> [Challenge]
With the pictures left out, copy the listing below exactly.

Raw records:
================================

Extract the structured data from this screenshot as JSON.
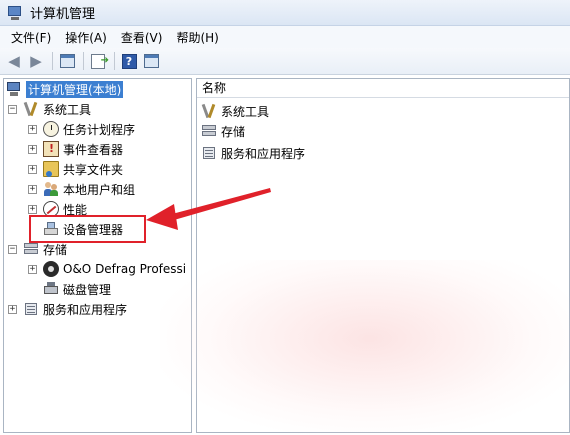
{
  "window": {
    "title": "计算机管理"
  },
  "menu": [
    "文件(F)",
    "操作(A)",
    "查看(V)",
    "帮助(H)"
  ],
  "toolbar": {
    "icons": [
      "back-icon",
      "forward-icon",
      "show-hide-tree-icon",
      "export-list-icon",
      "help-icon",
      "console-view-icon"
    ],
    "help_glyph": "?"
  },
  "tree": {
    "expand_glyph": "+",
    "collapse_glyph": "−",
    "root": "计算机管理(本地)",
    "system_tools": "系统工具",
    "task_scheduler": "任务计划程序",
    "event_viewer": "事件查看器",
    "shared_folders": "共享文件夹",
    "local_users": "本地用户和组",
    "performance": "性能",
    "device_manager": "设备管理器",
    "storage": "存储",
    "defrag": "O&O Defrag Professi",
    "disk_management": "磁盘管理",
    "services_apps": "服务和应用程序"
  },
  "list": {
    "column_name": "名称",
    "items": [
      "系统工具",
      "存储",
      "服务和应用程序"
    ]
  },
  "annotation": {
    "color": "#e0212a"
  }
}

================================

> [Result of the task]
Extract the structured data from this screenshot as JSON.
{
  "window": {
    "title": "计算机管理"
  },
  "menu": [
    "文件(F)",
    "操作(A)",
    "查看(V)",
    "帮助(H)"
  ],
  "toolbar": {
    "icons": [
      "back-icon",
      "forward-icon",
      "show-hide-tree-icon",
      "export-list-icon",
      "help-icon",
      "console-view-icon"
    ],
    "help_glyph": "?"
  },
  "tree": {
    "expand_glyph": "+",
    "collapse_glyph": "−",
    "root": "计算机管理(本地)",
    "system_tools": "系统工具",
    "task_scheduler": "任务计划程序",
    "event_viewer": "事件查看器",
    "shared_folders": "共享文件夹",
    "local_users": "本地用户和组",
    "performance": "性能",
    "device_manager": "设备管理器",
    "storage": "存储",
    "defrag": "O&O Defrag Professi",
    "disk_management": "磁盘管理",
    "services_apps": "服务和应用程序"
  },
  "list": {
    "column_name": "名称",
    "items": [
      "系统工具",
      "存储",
      "服务和应用程序"
    ]
  },
  "annotation": {
    "color": "#e0212a"
  }
}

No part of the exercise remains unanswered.